**REQUIREMENT**
Images are not part of the copy; write out the rest of the data exactly as given.

Collected data

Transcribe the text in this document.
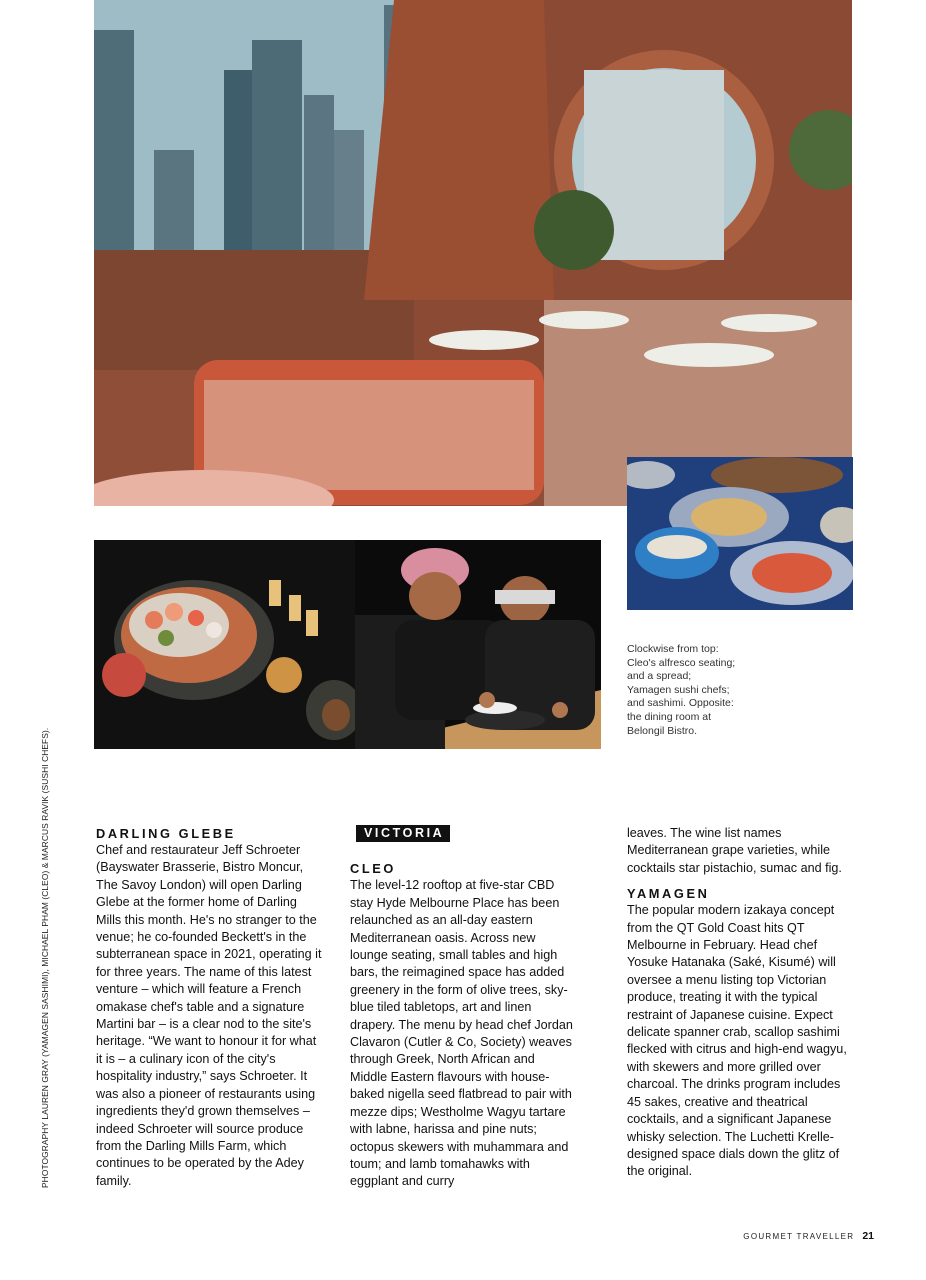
Clockwise from top: Cleo's alfresco seating; and a spread; Yamagen sushi chefs; and sashimi. Opposite: the dining room at Belongil Bistro.
PHOTOGRAPHY LAUREN GRAY (YAMAGEN SASHIMI), MICHAEL PHAM (CLEO) & MARCUS RAVIK (SUSHI CHEFS).	DARLING GLEBE

Chef and restaurateur Jeff Schroeter (Bayswater Brasserie, Bistro Moncur, The Savoy London) will open Darling Glebe at the former home of Darling Mills this month. He's no stranger to the venue; he co-founded Beckett's in the subterranean space in 2021, operating it for three years. The name of this latest venture – which will feature a French omakase chef's table and a signature Martini bar – is a clear nod to the site's heritage. “We want to honour it for what it is – a culinary icon of the city's hospitality industry,” says Schroeter. It was also a pioneer of restaurants using ingredients they'd grown themselves – indeed Schroeter will source produce from the Darling Mills Farm, which continues to be operated by the Adey family.

VICTORIA

CLEO

The level-12 rooftop at five-star CBD stay Hyde Melbourne Place has been relaunched as an all-day eastern Mediterranean oasis. Across new lounge seating, small tables and high bars, the reimagined space has added greenery in the form of olive trees, sky-blue tiled tabletops, art and linen drapery. The menu by head chef Jordan Clavaron (Cutler & Co, Society) weaves through Greek, North African and Middle Eastern flavours with house-baked nigella seed flatbread to pair with mezze dips; Westholme Wagyu tartare with labne, harissa and pine nuts; octopus skewers with muhammara and toum; and lamb tomahawks with eggplant and curry

leaves. The wine list names Mediterranean grape varieties, while cocktails star pistachio, sumac and fig.

YAMAGEN

The popular modern izakaya concept from the QT Gold Coast hits QT Melbourne in February. Head chef Yosuke Hatanaka (Saké, Kisumé) will oversee a menu listing top Victorian produce, treating it with the typical restraint of Japanese cuisine. Expect delicate spanner crab, scallop sashimi flecked with citrus and high-end wagyu, with skewers and more grilled over charcoal. The drinks program includes 45 sakes, creative and theatrical cocktails, and a significant Japanese whisky selection. The Luchetti Krelle-designed space dials down the glitz of the original.

GOURMET TRAVELLER 21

**PROBLEM SOLUTION**
Transcribe the text in this document.
Clockwise from top: Cleo's alfresco seating; and a spread; Yamagen sushi chefs; and sashimi. Opposite: the dining room at Belongil Bistro.
PHOTOGRAPHY LAUREN GRAY (YAMAGEN SASHIMI), MICHAEL PHAM (CLEO) & MARCUS RAVIK (SUSHI CHEFS).	DARLING GLEBE

Chef and restaurateur Jeff Schroeter (Bayswater Brasserie, Bistro Moncur, The Savoy London) will open Darling Glebe at the former home of Darling Mills this month. He's no stranger to the venue; he co-founded Beckett's in the subterranean space in 2021, operating it for three years. The name of this latest venture – which will feature a French omakase chef's table and a signature Martini bar – is a clear nod to the site's heritage. “We want to honour it for what it is – a culinary icon of the city's hospitality industry,” says Schroeter. It was also a pioneer of restaurants using ingredients they'd grown themselves – indeed Schroeter will source produce from the Darling Mills Farm, which continues to be operated by the Adey family.

VICTORIA

CLEO

The level-12 rooftop at five-star CBD stay Hyde Melbourne Place has been relaunched as an all-day eastern Mediterranean oasis. Across new lounge seating, small tables and high bars, the reimagined space has added greenery in the form of olive trees, sky-blue tiled tabletops, art and linen drapery. The menu by head chef Jordan Clavaron (Cutler & Co, Society) weaves through Greek, North African and Middle Eastern flavours with house-baked nigella seed flatbread to pair with mezze dips; Westholme Wagyu tartare with labne, harissa and pine nuts; octopus skewers with muhammara and toum; and lamb tomahawks with eggplant and curry

leaves. The wine list names Mediterranean grape varieties, while cocktails star pistachio, sumac and fig.

YAMAGEN

The popular modern izakaya concept from the QT Gold Coast hits QT Melbourne in February. Head chef Yosuke Hatanaka (Saké, Kisumé) will oversee a menu listing top Victorian produce, treating it with the typical restraint of Japanese cuisine. Expect delicate spanner crab, scallop sashimi flecked with citrus and high-end wagyu, with skewers and more grilled over charcoal. The drinks program includes 45 sakes, creative and theatrical cocktails, and a significant Japanese whisky selection. The Luchetti Krelle-designed space dials down the glitz of the original.

GOURMET TRAVELLER 21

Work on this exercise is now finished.